* [What you are asked to do] Extract the stretch of lines from the one containing "home-indicator bbox=[190, 497, 310, 501]" through the one containing "tab-magic-makeup[interactable]: Magic makeup", and repeat them exactly.

Excerpt from a dataset
--------------------------------------------------

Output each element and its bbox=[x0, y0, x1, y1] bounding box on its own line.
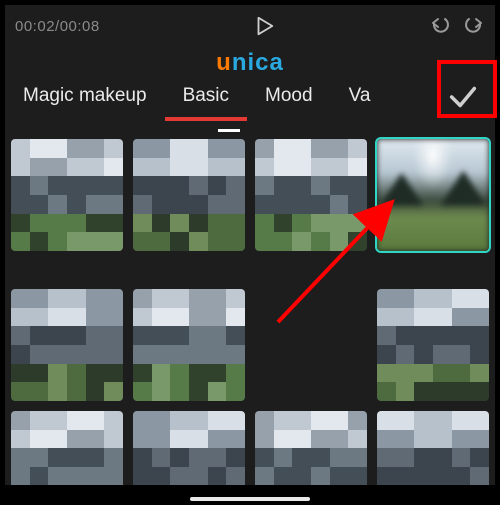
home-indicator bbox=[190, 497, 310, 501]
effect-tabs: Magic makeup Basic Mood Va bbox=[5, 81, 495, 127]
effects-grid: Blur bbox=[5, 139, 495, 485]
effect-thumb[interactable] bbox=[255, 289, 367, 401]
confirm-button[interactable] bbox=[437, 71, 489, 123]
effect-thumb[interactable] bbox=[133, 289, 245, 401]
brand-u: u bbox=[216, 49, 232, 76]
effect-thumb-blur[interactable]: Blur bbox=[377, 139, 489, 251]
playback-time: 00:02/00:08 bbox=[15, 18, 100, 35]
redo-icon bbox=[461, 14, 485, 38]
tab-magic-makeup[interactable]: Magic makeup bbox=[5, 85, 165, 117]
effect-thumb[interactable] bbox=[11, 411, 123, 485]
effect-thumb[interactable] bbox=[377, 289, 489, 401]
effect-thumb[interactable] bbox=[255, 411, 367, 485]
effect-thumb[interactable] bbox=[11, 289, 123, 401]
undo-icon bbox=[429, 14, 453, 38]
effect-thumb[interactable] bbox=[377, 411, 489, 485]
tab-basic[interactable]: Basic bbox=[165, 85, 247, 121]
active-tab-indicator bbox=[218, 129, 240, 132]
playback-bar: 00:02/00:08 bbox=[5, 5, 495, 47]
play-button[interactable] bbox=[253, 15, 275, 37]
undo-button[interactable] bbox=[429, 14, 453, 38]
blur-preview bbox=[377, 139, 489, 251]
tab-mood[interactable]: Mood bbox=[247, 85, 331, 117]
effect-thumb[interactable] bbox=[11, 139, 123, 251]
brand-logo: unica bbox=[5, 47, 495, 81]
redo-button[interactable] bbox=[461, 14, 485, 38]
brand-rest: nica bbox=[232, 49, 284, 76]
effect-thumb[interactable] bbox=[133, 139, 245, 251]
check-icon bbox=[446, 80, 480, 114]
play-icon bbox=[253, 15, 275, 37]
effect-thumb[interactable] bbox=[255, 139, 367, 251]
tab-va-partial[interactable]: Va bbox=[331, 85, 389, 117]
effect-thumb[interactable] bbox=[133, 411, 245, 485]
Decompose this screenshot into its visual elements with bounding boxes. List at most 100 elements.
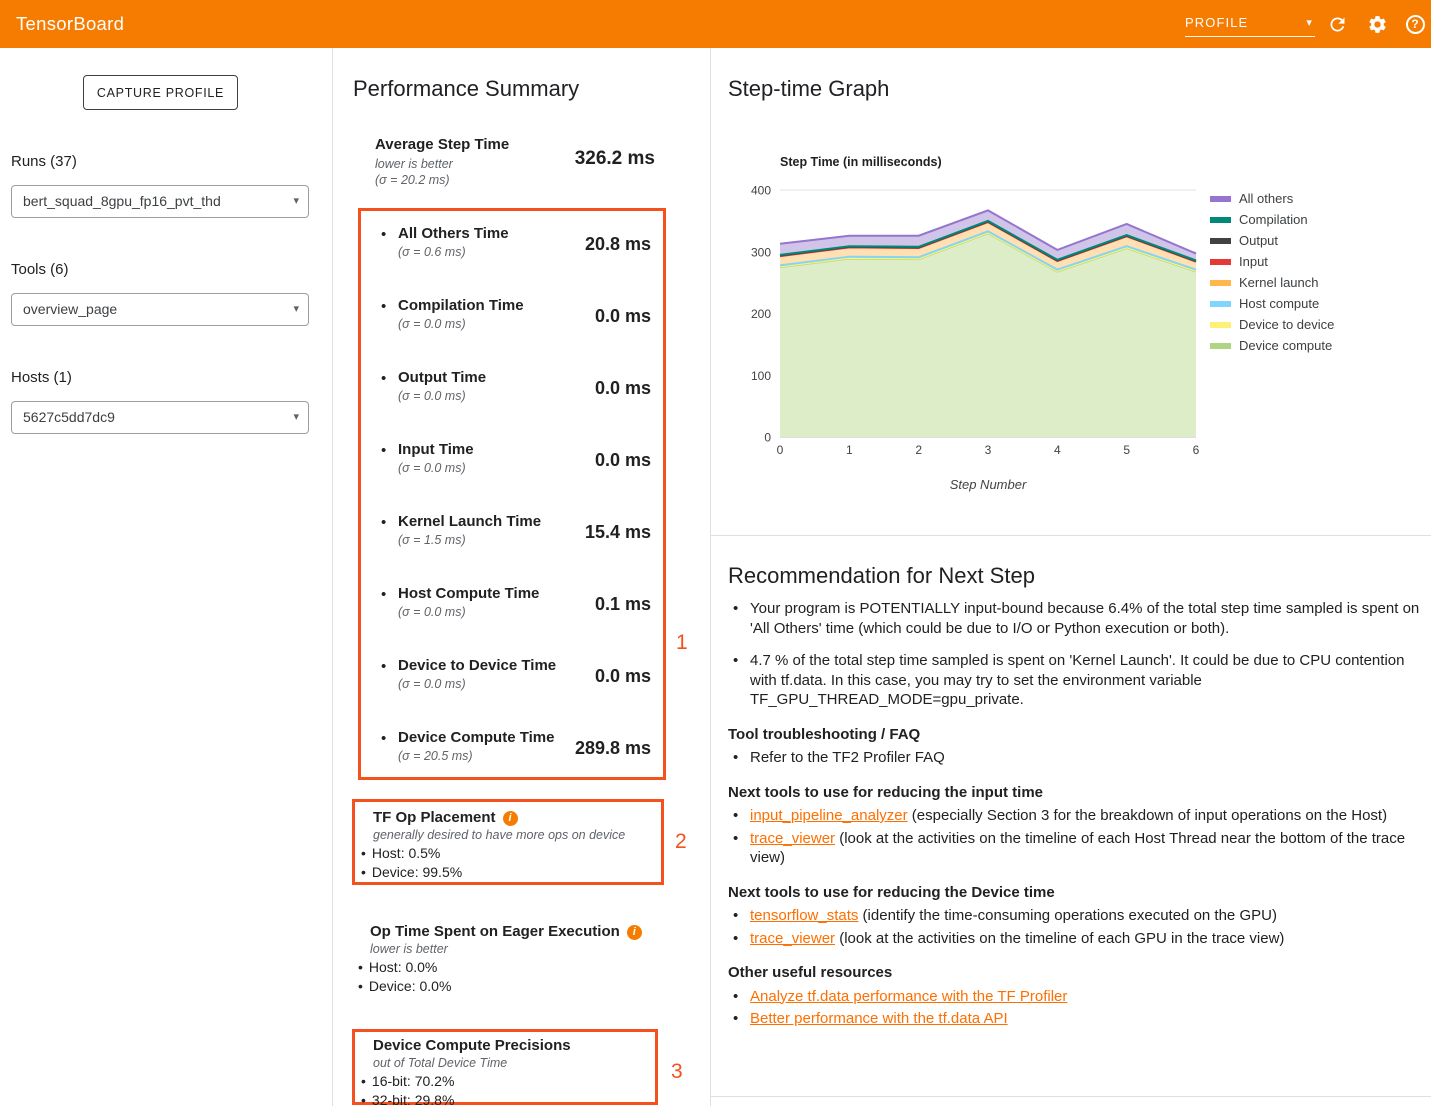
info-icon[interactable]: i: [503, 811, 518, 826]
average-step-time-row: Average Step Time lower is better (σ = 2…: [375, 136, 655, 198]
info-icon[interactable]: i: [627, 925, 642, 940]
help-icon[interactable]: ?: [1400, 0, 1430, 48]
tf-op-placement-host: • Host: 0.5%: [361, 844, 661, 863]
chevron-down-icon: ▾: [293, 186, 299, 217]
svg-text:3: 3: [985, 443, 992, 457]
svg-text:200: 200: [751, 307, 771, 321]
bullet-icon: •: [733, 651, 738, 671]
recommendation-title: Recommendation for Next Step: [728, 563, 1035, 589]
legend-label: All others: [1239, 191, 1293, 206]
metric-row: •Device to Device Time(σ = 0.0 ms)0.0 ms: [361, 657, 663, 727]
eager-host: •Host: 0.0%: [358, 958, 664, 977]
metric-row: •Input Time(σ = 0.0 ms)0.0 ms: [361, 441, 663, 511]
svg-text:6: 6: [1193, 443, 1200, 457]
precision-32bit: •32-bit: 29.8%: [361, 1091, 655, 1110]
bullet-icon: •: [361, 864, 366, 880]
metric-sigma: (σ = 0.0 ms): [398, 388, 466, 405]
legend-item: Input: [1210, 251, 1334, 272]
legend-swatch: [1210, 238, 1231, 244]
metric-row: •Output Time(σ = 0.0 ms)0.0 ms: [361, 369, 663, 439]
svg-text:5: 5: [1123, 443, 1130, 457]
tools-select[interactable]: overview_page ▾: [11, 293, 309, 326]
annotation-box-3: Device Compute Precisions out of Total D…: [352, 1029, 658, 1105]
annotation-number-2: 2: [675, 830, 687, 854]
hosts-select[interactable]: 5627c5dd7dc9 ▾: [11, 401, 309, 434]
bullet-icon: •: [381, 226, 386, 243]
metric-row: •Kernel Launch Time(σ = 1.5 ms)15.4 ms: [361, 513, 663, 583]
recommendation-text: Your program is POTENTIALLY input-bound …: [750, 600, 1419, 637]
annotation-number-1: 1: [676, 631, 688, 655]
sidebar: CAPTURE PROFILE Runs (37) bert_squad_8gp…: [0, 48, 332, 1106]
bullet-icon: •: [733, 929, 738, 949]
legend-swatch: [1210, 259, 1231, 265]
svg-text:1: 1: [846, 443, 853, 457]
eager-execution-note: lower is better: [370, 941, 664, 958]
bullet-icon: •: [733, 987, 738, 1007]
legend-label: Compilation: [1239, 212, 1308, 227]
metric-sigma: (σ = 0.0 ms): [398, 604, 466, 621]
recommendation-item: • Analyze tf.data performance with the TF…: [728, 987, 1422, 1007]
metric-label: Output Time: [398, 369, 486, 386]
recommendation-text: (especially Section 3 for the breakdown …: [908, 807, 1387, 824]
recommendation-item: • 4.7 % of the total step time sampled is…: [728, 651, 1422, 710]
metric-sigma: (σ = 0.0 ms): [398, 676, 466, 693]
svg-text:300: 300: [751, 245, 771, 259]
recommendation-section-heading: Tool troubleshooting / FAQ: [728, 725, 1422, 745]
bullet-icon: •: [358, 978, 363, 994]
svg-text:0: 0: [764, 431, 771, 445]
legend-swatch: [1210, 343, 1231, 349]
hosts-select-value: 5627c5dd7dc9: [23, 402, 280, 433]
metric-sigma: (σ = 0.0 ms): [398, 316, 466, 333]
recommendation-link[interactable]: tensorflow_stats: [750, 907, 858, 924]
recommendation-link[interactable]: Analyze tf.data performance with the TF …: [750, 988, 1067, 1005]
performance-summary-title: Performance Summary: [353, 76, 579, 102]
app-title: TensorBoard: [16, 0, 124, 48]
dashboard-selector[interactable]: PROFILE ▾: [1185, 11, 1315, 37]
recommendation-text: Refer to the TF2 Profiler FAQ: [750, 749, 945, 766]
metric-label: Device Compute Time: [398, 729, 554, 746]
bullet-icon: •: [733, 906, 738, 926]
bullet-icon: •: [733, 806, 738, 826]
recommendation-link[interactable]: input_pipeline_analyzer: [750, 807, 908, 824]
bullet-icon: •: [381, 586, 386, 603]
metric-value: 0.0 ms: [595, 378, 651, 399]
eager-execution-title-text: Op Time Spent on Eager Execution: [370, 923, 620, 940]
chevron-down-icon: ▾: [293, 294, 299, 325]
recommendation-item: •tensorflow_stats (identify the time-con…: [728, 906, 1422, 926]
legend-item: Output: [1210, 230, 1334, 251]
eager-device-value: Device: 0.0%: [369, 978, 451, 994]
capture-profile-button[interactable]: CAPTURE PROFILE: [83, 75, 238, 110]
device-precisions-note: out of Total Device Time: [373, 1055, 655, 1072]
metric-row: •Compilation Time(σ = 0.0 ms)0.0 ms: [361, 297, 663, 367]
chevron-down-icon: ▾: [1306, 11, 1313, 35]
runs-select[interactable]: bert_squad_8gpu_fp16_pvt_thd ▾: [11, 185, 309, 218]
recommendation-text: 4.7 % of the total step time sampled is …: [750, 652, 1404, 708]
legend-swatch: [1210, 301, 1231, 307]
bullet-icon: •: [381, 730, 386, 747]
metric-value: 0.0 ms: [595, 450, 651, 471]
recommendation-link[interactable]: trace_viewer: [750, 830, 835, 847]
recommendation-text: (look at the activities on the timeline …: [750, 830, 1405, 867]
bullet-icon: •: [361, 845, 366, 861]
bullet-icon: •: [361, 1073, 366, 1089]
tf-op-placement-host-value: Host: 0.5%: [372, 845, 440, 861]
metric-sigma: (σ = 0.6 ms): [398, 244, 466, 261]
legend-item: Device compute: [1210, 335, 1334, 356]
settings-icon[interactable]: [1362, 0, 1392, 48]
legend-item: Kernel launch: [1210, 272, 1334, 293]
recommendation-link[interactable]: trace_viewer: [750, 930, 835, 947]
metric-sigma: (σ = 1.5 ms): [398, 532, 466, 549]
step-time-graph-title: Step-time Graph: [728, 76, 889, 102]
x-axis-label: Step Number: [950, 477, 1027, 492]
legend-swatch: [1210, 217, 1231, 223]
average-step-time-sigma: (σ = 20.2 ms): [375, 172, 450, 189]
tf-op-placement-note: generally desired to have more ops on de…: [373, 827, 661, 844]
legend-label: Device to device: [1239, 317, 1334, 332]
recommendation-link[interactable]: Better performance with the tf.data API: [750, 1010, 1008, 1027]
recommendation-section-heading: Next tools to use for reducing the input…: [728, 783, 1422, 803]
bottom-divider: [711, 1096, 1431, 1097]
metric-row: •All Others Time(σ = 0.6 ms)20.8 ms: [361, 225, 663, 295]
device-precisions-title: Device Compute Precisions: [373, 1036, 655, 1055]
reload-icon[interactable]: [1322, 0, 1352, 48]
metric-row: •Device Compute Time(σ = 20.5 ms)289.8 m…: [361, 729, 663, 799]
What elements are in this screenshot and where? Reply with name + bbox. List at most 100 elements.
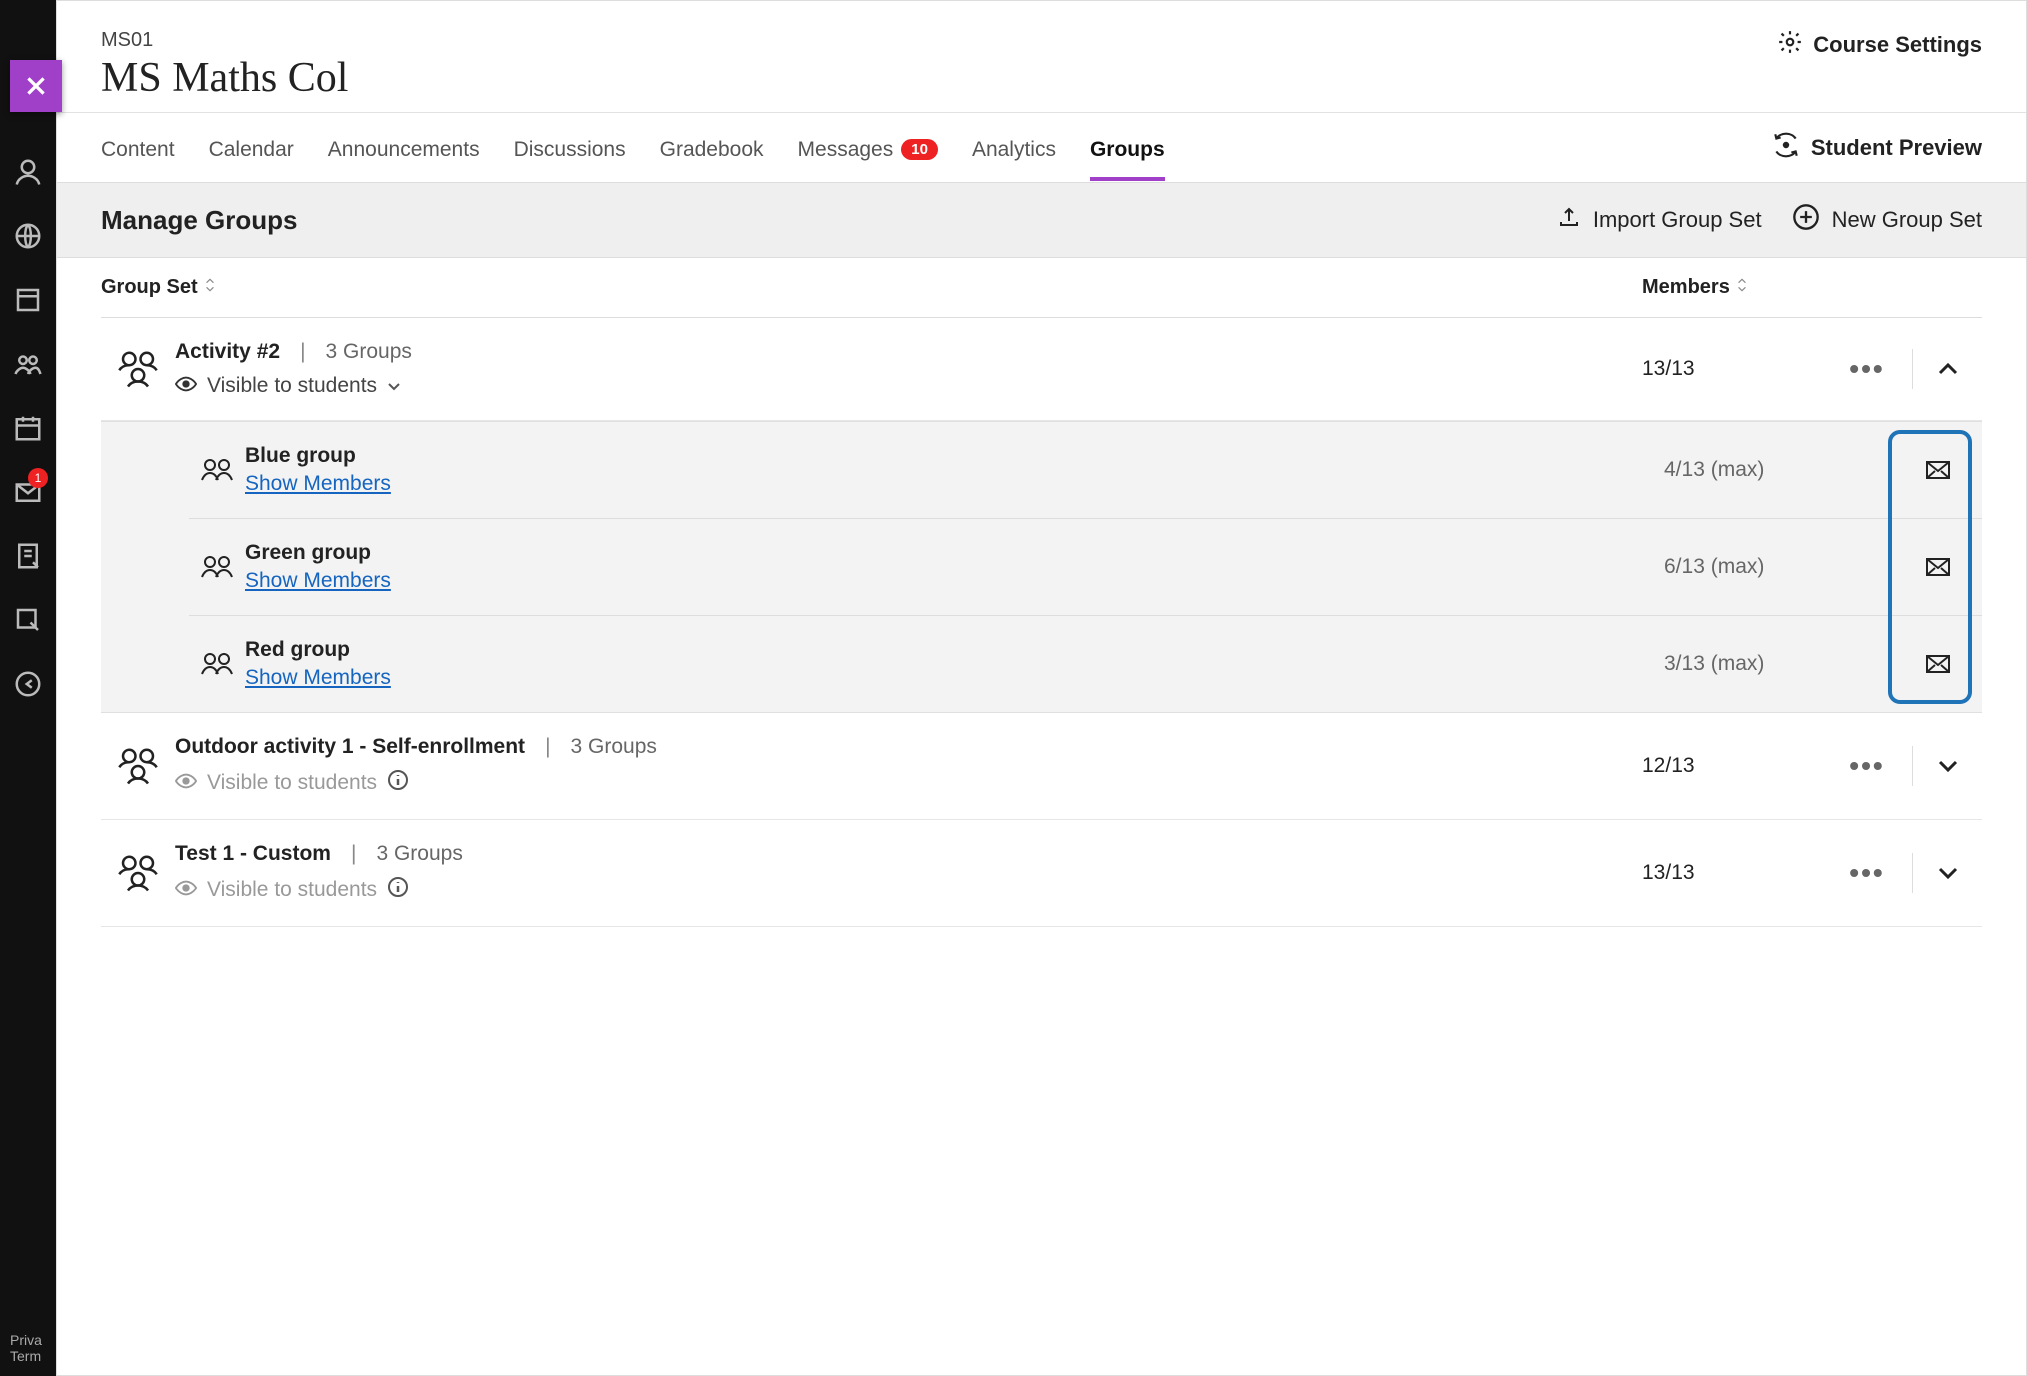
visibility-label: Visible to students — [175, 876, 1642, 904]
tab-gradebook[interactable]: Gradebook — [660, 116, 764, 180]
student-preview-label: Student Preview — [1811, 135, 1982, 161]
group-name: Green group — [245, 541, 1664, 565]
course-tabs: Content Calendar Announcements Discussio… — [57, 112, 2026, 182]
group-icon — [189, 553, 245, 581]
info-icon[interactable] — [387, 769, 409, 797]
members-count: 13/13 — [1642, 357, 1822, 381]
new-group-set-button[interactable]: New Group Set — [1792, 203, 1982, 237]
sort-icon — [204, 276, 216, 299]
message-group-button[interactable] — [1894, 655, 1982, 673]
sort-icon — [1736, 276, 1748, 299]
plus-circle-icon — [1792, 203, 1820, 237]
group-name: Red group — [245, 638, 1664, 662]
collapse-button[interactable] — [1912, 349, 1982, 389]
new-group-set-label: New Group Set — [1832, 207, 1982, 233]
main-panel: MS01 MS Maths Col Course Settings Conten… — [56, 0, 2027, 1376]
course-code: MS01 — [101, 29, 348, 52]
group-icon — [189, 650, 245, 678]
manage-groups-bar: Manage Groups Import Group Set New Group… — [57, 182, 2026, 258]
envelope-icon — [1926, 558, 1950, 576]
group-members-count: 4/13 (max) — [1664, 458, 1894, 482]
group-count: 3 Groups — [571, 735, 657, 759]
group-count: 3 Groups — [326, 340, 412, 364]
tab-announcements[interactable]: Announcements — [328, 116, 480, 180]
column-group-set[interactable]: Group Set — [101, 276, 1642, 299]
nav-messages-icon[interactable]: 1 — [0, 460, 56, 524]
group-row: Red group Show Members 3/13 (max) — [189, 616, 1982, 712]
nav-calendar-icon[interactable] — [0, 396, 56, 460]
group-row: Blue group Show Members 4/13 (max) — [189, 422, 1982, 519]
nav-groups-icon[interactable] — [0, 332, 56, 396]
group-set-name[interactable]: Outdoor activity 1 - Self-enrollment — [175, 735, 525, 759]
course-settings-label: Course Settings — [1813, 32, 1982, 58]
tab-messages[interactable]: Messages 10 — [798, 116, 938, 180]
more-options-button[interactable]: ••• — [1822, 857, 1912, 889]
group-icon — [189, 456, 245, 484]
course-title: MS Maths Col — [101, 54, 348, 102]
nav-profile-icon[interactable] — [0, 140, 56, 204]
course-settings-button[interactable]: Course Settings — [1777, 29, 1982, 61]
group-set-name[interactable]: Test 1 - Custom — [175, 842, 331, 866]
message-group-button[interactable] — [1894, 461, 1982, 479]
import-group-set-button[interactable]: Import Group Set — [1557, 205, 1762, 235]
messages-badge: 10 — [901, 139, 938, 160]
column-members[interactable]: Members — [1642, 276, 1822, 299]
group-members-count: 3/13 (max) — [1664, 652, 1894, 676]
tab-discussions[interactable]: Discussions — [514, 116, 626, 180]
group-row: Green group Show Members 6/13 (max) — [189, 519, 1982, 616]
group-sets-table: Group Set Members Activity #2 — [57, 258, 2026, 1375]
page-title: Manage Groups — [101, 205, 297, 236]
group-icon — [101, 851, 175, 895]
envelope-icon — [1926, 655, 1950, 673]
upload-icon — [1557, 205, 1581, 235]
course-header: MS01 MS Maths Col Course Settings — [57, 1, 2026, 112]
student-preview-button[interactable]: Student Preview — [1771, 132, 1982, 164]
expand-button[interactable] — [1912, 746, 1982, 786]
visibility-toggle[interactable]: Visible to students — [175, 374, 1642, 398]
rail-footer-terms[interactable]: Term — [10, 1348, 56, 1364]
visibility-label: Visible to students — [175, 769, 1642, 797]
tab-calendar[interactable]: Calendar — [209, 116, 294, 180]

--------------------------------------------------

* [Response to the exercise]
home-indicator bbox=[190, 497, 310, 501]
effect-tabs: Magic makeup Basic Mood Va bbox=[5, 81, 495, 127]
effects-grid: Blur bbox=[5, 139, 495, 485]
effect-thumb[interactable] bbox=[255, 289, 367, 401]
confirm-button[interactable] bbox=[437, 71, 489, 123]
effect-thumb[interactable] bbox=[133, 289, 245, 401]
brand-u: u bbox=[216, 49, 232, 76]
effect-thumb-blur[interactable]: Blur bbox=[377, 139, 489, 251]
playback-time: 00:02/00:08 bbox=[15, 18, 100, 35]
redo-icon bbox=[461, 14, 485, 38]
tab-magic-makeup[interactable]: Magic makeup bbox=[5, 85, 165, 117]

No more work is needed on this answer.